■ Tâches demandées ■
1. D'après le document, dans quel créole les séries verbales sont-elles beaucoup plus fréquentes qu'en créole des Petites Antilles ?
2. Dans le document, rebaptise "négation" en "particule négative", puis redonne le passage qui commence aux mots "On notera que, dans" et s'arrête après "ne veux pas)".

■ Document ■
On notera que, dans certaines constructions, notamment quand il n'y a pas de marqueurs TMA1, ou quand "vlé" ou "pé" sont utilisés non pas comme auxiliaires (donc devant d'autres verbes) mais comme verbes absolus, la négation "pa" est postposée au verbe. On a ainsi :
"an vlé pa" (réduit parfois à "an vé pa" (je ne veux pas)
"an pé pa !" (je ne peux pas !)
Il s'agit là de cas très particuliers. Dans tous les autres contextes, "pa" sera normalement antéposé à "vlé" et "pé", de même que pour tous les autres auxiliaires.
Exemples : "an péké vlé vouè-li", "an pa té pé di-ou sa", etc.
Nous appelons "particules TMA1" : les premières à apparaître après le pronom sujet ; il s'agit
de particules à valeur "temporelle" ; "les particules TMA2" ont essentiellement des valeurs
aspectuelles, qui expriment de quel point de vue est envisagée l'action en cause ;
les auxiliaires sont des verbes mais qui sont compatibles en cette position avec un autre verbe (verbes 2).
Dans les structures dites "sérielles", il n'est pas rare, en revanche, de voir utiliser
à la place de l'auxiliaire un verbe normalement utilisé dans la 2e position, comme si étaient étalés
sur l'axe syntagmatique des éléments pris au même paradigme (en l'occurrence celui des Verbes 2). Ex. :
"I ka monté désand"
"I méné moin alé"
Ces séries verbales permettent d'"étaler" à la suite 2, 3 voire 4 verbes : ce procédé est beaucoup plus
fréquent en créole haïtien qu'en créole des Petites Antilles. Franketienne,
dans Dezafi a fait une utilisation (littéraire) de ces séries verbales, qu'il ne faut
en aucun cas confondre avec la simple coordination de verbes (qui relèveraient effectivement du
même paradigme) : l'intonation qui les lie donne à une série verbale une signification bien différente
de celle qu'auraient les mêmes verbes coordonnés.
Relèvent du même paradigme tous les éléments qui ne peuvent se suivre sur l'axe syntagmatique : on ne peut dire : *"i ka vlé", ou encore *"i nou té palé", ou encore *"i té téké pati". Bien sûr, seules sont obligatoires dans le discours les cases "pronom", l'une des cases "TMA" et la case "Verbes2". On peut "sauter" des catégories et dire "i pòkò pati", "i pa vlé manjé on fig-pòm", etc. La phrase minimale en créole est du type "i ka manjé", "i ké manjé"...

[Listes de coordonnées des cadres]
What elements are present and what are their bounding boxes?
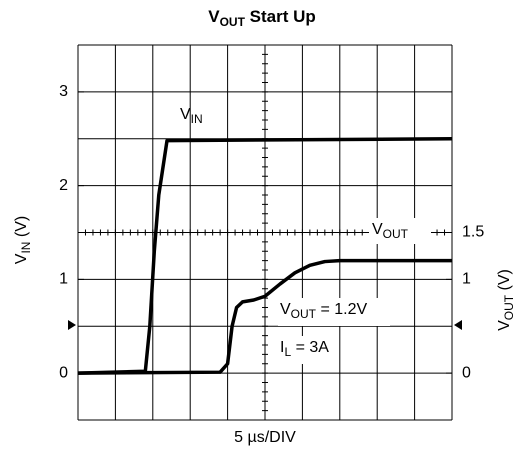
chart-title-part: OUT [220, 15, 246, 29]
chart-title: VOUT Start Up [208, 7, 316, 29]
y-tick-label: 0 [59, 364, 68, 381]
y2-tick-label: 1.5 [462, 224, 484, 241]
series-label: VIN [180, 106, 203, 126]
annotation: IL = 3A [280, 339, 329, 359]
series-label-part: IN [191, 112, 203, 126]
y2-tick-label: 1 [462, 271, 471, 288]
annotation-part: I [280, 339, 284, 356]
ref-marker [68, 320, 76, 330]
series-label-part: V [372, 221, 383, 238]
y2-tick-label: 0 [462, 364, 471, 381]
x-axis-label: 5 µs/DIV [234, 429, 296, 446]
annotation-part: = 3A [291, 339, 329, 356]
y2-axis-label-part: OUT [502, 294, 516, 320]
annotation-part: OUT [291, 307, 317, 321]
y-tick-label: 1 [59, 271, 68, 288]
series-label: VOUT [372, 221, 409, 241]
y-axis-label-part: (V) [13, 216, 30, 242]
y-tick-label: 3 [59, 83, 68, 100]
annotation-part: L [284, 345, 291, 359]
chart-title-part: Start Up [245, 7, 316, 26]
series-label-part: V [180, 106, 191, 123]
annotation: VOUT = 1.2V [280, 301, 367, 321]
y-axis-label-part: IN [19, 242, 33, 254]
y-axis-label-part: V [13, 253, 30, 264]
label-bg [278, 298, 390, 326]
y2-axis-label: VOUT (V) [496, 269, 516, 331]
ref-marker [454, 320, 462, 330]
series-label-part: OUT [383, 227, 409, 241]
label-bg [369, 218, 431, 244]
y-axis-label: VIN (V) [13, 216, 33, 264]
y-tick-label: 2 [59, 177, 68, 194]
y2-axis-label-part: V [496, 320, 513, 331]
annotation-part: = 1.2V [316, 301, 367, 318]
label-bg [278, 336, 336, 364]
annotation-part: V [280, 301, 291, 318]
series-line [77, 258, 452, 375]
chart-title-part: V [208, 7, 220, 26]
y2-axis-label-part: (V) [496, 269, 513, 295]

■ Réponses fournies ■
1. En créole haïtien.

2.
On notera que, dans certaines constructions, notamment quand il n'y a pas de marqueurs TMA1, ou quand "vlé" ou "pé" sont utilisés non pas comme auxiliaires (donc devant d'autres verbes) mais comme verbes absolus, la particule négative "pa" est postposée au verbe. On a ainsi :
"an vlé pa" (réduit parfois à "an vé pa" (je ne veux pas)